• [What is asked] Output the records. Match them exactly.

• [Stored data]

******

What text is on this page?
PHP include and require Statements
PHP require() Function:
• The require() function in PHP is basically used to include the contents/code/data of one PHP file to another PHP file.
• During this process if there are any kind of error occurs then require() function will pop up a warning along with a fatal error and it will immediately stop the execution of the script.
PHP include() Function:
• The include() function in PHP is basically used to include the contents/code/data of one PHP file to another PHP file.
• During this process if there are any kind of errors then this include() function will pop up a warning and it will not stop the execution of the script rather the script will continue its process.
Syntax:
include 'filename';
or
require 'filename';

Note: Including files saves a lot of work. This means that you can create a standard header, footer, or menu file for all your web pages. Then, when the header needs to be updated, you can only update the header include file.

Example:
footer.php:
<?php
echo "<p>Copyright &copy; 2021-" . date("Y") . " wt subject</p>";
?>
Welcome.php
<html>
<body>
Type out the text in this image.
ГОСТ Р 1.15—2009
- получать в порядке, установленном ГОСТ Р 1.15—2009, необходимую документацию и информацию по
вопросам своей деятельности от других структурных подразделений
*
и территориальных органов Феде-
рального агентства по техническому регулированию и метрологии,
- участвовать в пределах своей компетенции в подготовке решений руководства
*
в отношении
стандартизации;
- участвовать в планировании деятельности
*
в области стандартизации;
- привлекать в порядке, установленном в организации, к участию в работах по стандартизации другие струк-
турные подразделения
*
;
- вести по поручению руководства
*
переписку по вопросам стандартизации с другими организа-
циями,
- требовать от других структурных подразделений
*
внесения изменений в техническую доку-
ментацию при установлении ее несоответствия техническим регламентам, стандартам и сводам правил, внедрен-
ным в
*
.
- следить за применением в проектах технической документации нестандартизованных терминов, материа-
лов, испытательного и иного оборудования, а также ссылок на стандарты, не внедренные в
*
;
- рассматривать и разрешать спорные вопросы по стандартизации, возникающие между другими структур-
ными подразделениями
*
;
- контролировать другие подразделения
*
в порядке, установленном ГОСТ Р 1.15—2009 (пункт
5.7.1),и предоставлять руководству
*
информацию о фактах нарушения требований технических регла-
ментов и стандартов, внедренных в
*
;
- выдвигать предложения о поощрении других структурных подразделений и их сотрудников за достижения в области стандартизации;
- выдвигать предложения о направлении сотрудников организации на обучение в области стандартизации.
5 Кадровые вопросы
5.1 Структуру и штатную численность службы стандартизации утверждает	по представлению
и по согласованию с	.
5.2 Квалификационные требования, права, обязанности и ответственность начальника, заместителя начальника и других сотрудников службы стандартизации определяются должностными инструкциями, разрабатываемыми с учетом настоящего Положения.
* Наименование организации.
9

******

• [Solution to the exercise]
What text is on this page?
PHP include and require Statements
PHP require() Function:
• The require() function in PHP is basically used to include the contents/code/data of one PHP file to another PHP file.
• During this process if there are any kind of error occurs then require() function will pop up a warning along with a fatal error and it will immediately stop the execution of the script.
PHP include() Function:
• The include() function in PHP is basically used to include the contents/code/data of one PHP file to another PHP file.
• During this process if there are any kind of errors then this include() function will pop up a warning and it will not stop the execution of the script rather the script will continue its process.
Syntax:
include 'filename';
or
require 'filename';

Note: Including files saves a lot of work. This means that you can create a standard header, footer, or menu file for all your web pages. Then, when the header needs to be updated, you can only update the header include file.

Example:
footer.php:
<?php
echo "<p>Copyright &copy; 2021-" . date("Y") . " wt subject</p>";
?>
Welcome.php
<html>
<body>
Type out the text in this image.
ГОСТ Р 1.15—2009
- получать в порядке, установленном ГОСТ Р 1.15—2009, необходимую документацию и информацию по
вопросам своей деятельности от других структурных подразделений
*
и территориальных органов Феде-
рального агентства по техническому регулированию и метрологии,
- участвовать в пределах своей компетенции в подготовке решений руководства
*
в отношении
стандартизации;
- участвовать в планировании деятельности
*
в области стандартизации;
- привлекать в порядке, установленном в организации, к участию в работах по стандартизации другие струк-
турные подразделения
*
;
- вести по поручению руководства
*
переписку по вопросам стандартизации с другими организа-
циями,
- требовать от других структурных подразделений
*
внесения изменений в техническую доку-
ментацию при установлении ее несоответствия техническим регламентам, стандартам и сводам правил, внедрен-
ным в
*
.
- следить за применением в проектах технической документации нестандартизованных терминов, материа-
лов, испытательного и иного оборудования, а также ссылок на стандарты, не внедренные в
*
;
- рассматривать и разрешать спорные вопросы по стандартизации, возникающие между другими структур-
ными подразделениями
*
;
- контролировать другие подразделения
*
в порядке, установленном ГОСТ Р 1.15—2009 (пункт
5.7.1),и предоставлять руководству
*
информацию о фактах нарушения требований технических регла-
ментов и стандартов, внедренных в
*
;
- выдвигать предложения о поощрении других структурных подразделений и их сотрудников за достижения в области стандартизации;
- выдвигать предложения о направлении сотрудников организации на обучение в области стандартизации.
5 Кадровые вопросы
5.1 Структуру и штатную численность службы стандартизации утверждает	по представлению
и по согласованию с	.
5.2 Квалификационные требования, права, обязанности и ответственность начальника, заместителя начальника и других сотрудников службы стандартизации определяются должностными инструкциями, разрабатываемыми с учетом настоящего Положения.
* Наименование организации.
9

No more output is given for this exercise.